● To do
You are to retype all of the data exactly as it appears.
** Start **
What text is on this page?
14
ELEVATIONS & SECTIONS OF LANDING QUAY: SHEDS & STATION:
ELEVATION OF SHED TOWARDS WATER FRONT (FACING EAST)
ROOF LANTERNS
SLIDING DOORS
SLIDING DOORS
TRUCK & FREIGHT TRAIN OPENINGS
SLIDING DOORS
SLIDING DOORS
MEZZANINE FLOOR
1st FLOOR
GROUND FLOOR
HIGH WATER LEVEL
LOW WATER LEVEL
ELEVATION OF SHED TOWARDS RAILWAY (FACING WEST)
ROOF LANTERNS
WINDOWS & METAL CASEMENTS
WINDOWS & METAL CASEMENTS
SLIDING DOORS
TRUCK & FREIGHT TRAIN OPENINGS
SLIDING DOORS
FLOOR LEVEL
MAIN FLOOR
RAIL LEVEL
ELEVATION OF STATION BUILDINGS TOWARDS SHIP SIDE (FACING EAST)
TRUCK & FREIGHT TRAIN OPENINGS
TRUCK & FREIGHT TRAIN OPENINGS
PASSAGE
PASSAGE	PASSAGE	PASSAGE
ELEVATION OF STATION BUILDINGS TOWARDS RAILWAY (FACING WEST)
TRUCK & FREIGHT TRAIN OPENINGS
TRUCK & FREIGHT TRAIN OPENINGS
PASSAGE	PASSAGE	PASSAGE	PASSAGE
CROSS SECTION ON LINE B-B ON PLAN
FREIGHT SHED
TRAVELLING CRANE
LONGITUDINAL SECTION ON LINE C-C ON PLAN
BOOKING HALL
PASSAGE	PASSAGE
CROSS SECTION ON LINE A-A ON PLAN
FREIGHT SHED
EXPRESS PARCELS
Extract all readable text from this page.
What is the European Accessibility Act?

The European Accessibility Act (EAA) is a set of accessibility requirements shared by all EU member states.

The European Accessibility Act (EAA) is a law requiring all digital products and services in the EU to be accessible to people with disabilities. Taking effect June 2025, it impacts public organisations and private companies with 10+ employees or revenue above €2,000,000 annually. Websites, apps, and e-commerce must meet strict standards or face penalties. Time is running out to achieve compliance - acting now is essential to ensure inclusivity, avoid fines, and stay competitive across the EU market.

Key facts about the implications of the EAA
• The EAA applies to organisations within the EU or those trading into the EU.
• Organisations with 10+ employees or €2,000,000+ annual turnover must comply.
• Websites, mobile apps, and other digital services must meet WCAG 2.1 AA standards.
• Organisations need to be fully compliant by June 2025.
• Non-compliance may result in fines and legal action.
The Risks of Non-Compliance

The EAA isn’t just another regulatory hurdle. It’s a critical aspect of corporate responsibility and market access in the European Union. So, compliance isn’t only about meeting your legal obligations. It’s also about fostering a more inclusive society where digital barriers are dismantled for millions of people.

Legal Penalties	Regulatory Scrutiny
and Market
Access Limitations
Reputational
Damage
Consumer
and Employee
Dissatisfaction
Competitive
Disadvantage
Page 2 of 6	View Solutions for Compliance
** End **
● Result for this exercise
What text is on this page?
14
ELEVATIONS & SECTIONS OF LANDING QUAY: SHEDS & STATION:
ELEVATION OF SHED TOWARDS WATER FRONT (FACING EAST)
ROOF LANTERNS
SLIDING DOORS
SLIDING DOORS
TRUCK & FREIGHT TRAIN OPENINGS
SLIDING DOORS
SLIDING DOORS
MEZZANINE FLOOR
1st FLOOR
GROUND FLOOR
HIGH WATER LEVEL
LOW WATER LEVEL
ELEVATION OF SHED TOWARDS RAILWAY (FACING WEST)
ROOF LANTERNS
WINDOWS & METAL CASEMENTS
WINDOWS & METAL CASEMENTS
SLIDING DOORS
TRUCK & FREIGHT TRAIN OPENINGS
SLIDING DOORS
FLOOR LEVEL
MAIN FLOOR
RAIL LEVEL
ELEVATION OF STATION BUILDINGS TOWARDS SHIP SIDE (FACING EAST)
TRUCK & FREIGHT TRAIN OPENINGS
TRUCK & FREIGHT TRAIN OPENINGS
PASSAGE
PASSAGE	PASSAGE	PASSAGE
ELEVATION OF STATION BUILDINGS TOWARDS RAILWAY (FACING WEST)
TRUCK & FREIGHT TRAIN OPENINGS
TRUCK & FREIGHT TRAIN OPENINGS
PASSAGE	PASSAGE	PASSAGE	PASSAGE
CROSS SECTION ON LINE B-B ON PLAN
FREIGHT SHED
TRAVELLING CRANE
LONGITUDINAL SECTION ON LINE C-C ON PLAN
BOOKING HALL
PASSAGE	PASSAGE
CROSS SECTION ON LINE A-A ON PLAN
FREIGHT SHED
EXPRESS PARCELS
Extract all readable text from this page.
What is the European Accessibility Act?

The European Accessibility Act (EAA) is a set of accessibility requirements shared by all EU member states.

The European Accessibility Act (EAA) is a law requiring all digital products and services in the EU to be accessible to people with disabilities. Taking effect June 2025, it impacts public organisations and private companies with 10+ employees or revenue above €2,000,000 annually. Websites, apps, and e-commerce must meet strict standards or face penalties. Time is running out to achieve compliance - acting now is essential to ensure inclusivity, avoid fines, and stay competitive across the EU market.

Key facts about the implications of the EAA
• The EAA applies to organisations within the EU or those trading into the EU.
• Organisations with 10+ employees or €2,000,000+ annual turnover must comply.
• Websites, mobile apps, and other digital services must meet WCAG 2.1 AA standards.
• Organisations need to be fully compliant by June 2025.
• Non-compliance may result in fines and legal action.
The Risks of Non-Compliance

The EAA isn’t just another regulatory hurdle. It’s a critical aspect of corporate responsibility and market access in the European Union. So, compliance isn’t only about meeting your legal obligations. It’s also about fostering a more inclusive society where digital barriers are dismantled for millions of people.

Legal Penalties	Regulatory Scrutiny
and Market
Access Limitations
Reputational
Damage
Consumer
and Employee
Dissatisfaction
Competitive
Disadvantage
Page 2 of 6	View Solutions for Compliance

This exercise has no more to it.